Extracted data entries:
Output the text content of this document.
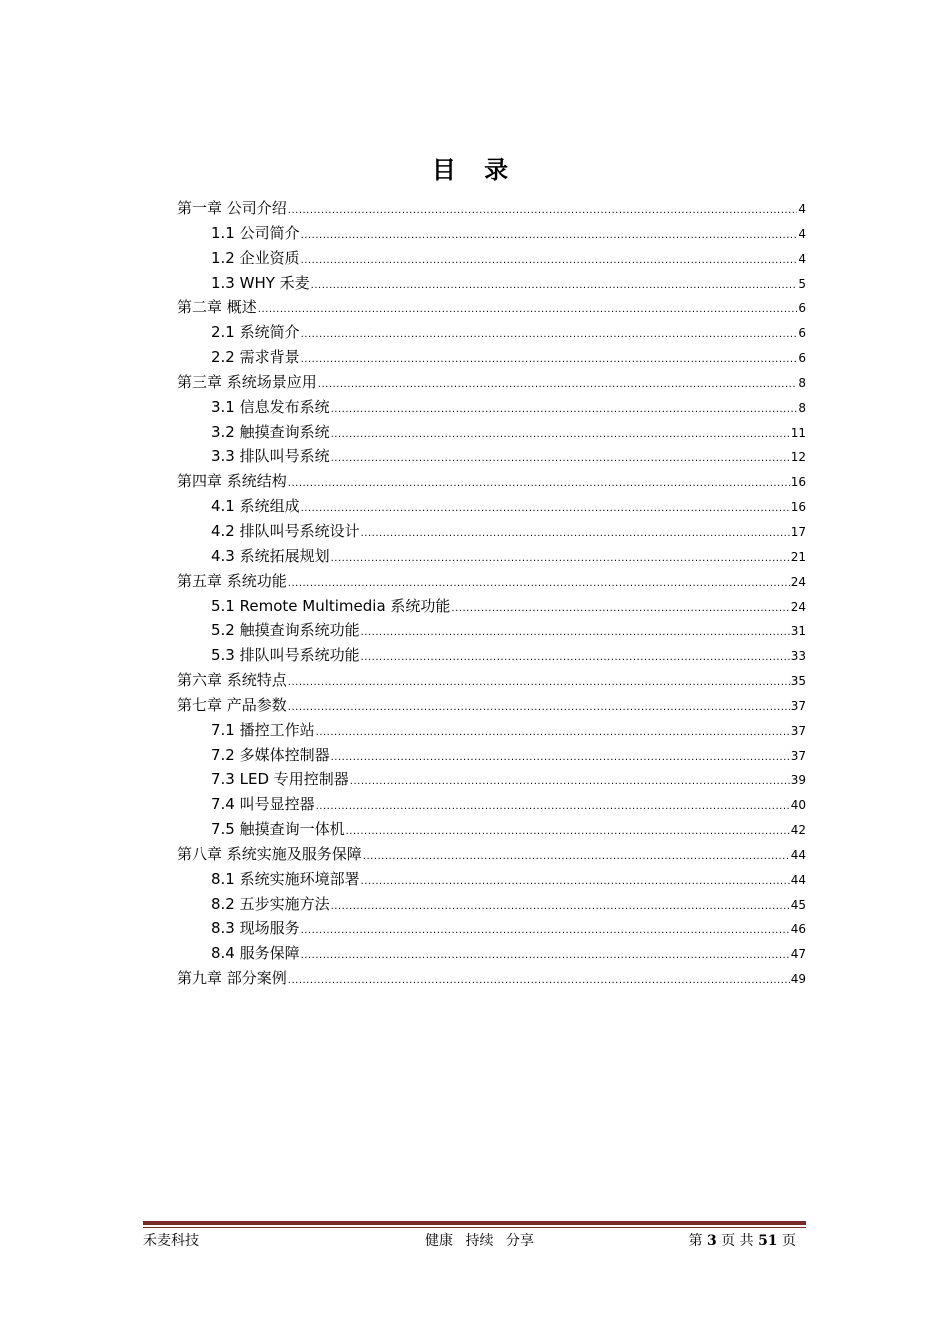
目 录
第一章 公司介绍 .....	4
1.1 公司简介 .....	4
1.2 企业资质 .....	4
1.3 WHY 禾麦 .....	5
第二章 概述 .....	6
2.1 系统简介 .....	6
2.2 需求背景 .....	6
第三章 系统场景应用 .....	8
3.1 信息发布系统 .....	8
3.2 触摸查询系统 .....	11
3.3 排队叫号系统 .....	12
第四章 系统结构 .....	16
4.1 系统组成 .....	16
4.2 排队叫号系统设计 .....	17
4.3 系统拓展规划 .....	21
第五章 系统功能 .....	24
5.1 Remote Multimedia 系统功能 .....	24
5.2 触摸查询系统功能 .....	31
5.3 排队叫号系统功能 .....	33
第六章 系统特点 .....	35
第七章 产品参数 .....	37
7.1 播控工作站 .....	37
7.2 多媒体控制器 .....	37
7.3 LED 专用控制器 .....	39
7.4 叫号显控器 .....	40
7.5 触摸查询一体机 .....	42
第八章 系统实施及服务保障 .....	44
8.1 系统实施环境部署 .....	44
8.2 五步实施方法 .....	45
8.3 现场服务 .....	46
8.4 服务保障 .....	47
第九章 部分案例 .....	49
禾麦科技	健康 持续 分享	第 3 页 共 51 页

--

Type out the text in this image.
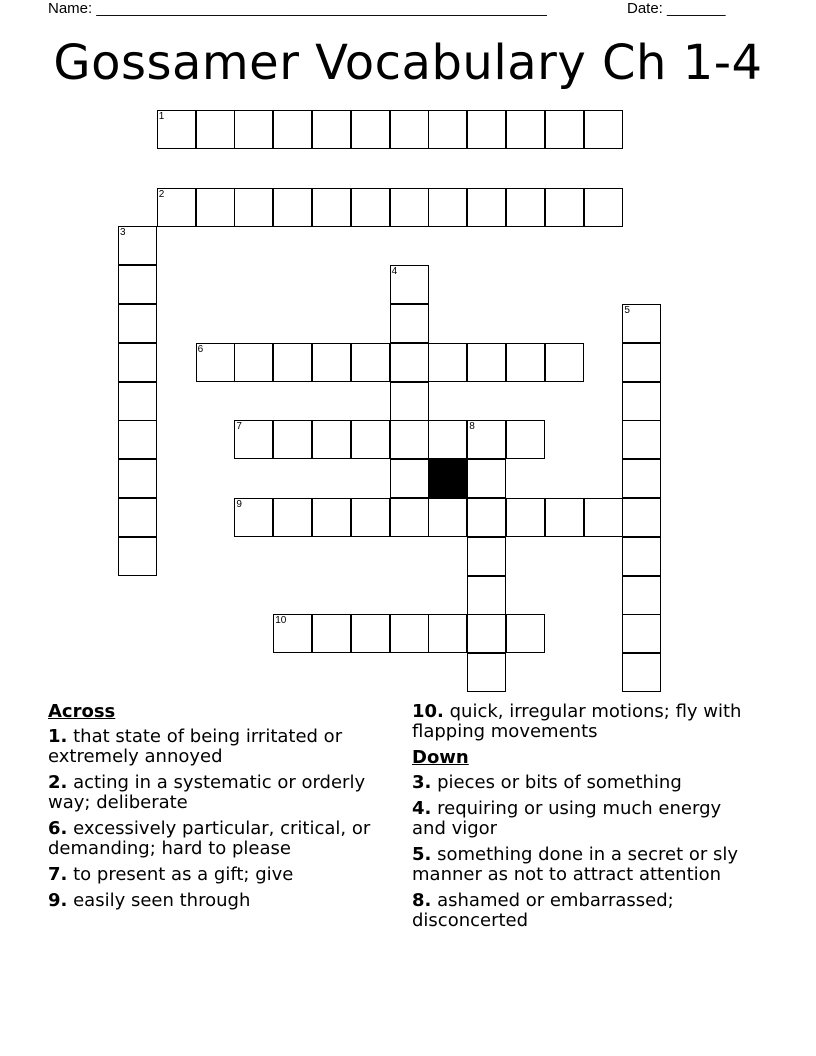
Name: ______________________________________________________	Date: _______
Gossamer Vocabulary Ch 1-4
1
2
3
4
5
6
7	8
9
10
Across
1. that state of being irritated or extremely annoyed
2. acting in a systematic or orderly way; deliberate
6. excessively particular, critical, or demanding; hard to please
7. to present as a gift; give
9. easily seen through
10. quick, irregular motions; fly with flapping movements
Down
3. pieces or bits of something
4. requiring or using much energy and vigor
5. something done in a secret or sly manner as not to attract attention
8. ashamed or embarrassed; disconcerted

Brief:
Copy every line above that includes the string "text".

Final result:
Output the text content of this document.
Type out the text in this image.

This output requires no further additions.